===== Data to process

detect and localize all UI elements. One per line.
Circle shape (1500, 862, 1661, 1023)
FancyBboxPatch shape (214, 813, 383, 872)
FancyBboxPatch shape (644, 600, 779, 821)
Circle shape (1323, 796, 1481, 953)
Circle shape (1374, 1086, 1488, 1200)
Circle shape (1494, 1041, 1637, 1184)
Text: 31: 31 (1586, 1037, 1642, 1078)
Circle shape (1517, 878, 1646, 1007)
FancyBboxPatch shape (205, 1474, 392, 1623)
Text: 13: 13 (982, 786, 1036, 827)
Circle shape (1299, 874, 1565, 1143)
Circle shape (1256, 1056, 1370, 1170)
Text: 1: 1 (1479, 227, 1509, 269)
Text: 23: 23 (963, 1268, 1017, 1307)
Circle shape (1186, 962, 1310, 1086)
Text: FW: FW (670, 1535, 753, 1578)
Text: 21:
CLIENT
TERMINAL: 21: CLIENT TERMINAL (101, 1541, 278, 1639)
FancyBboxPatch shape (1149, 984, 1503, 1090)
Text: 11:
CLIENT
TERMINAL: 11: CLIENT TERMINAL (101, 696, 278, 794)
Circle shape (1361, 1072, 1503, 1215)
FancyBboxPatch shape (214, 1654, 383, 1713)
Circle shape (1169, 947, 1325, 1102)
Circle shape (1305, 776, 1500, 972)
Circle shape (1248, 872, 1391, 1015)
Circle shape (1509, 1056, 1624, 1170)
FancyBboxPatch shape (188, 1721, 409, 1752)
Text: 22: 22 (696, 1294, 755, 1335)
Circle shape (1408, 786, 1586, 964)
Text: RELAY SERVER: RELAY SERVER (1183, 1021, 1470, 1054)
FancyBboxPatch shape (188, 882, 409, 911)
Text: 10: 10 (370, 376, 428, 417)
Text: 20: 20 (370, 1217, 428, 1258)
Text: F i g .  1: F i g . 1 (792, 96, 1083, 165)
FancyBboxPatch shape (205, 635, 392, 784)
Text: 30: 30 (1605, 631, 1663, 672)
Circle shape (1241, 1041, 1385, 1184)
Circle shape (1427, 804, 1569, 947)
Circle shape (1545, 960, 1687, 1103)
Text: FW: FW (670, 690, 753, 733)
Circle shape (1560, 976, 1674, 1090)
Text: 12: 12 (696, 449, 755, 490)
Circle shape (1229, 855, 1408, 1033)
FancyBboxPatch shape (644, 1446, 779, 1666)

==========

▶ Aim: Tally the lines above that contain the string "TERMINAL". Reply with the number alone.

▶ Response to the task: 2